→ DIRECTION: Print the complete set of entries exactly.

[Dataset rows about figures]
● ● ●

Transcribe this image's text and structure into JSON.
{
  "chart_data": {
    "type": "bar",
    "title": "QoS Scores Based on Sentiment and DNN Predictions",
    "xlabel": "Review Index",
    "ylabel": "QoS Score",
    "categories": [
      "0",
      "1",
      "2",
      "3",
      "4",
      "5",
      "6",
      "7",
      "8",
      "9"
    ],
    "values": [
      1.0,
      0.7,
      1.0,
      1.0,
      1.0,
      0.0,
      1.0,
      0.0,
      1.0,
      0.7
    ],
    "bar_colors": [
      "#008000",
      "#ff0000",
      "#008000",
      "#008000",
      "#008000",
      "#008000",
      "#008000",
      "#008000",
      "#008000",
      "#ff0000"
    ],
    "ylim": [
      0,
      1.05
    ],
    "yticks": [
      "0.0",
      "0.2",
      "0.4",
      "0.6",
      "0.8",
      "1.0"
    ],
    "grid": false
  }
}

● ● ●

→ ANSWER TO THE TASK:
Transcribe this image's text and structure into JSON.
{
  "chart_data": {
    "type": "bar",
    "title": "QoS Scores Based on Sentiment and DNN Predictions",
    "xlabel": "Review Index",
    "ylabel": "QoS Score",
    "categories": [
      "0",
      "1",
      "2",
      "3",
      "4",
      "5",
      "6",
      "7",
      "8",
      "9"
    ],
    "values": [
      1.0,
      0.7,
      1.0,
      1.0,
      1.0,
      0.0,
      1.0,
      0.0,
      1.0,
      0.7
    ],
    "bar_colors": [
      "#008000",
      "#ff0000",
      "#008000",
      "#008000",
      "#008000",
      "#008000",
      "#008000",
      "#008000",
      "#008000",
      "#ff0000"
    ],
    "ylim": [
      0,
      1.05
    ],
    "yticks": [
      "0.0",
      "0.2",
      "0.4",
      "0.6",
      "0.8",
      "1.0"
    ],
    "grid": false
  }
}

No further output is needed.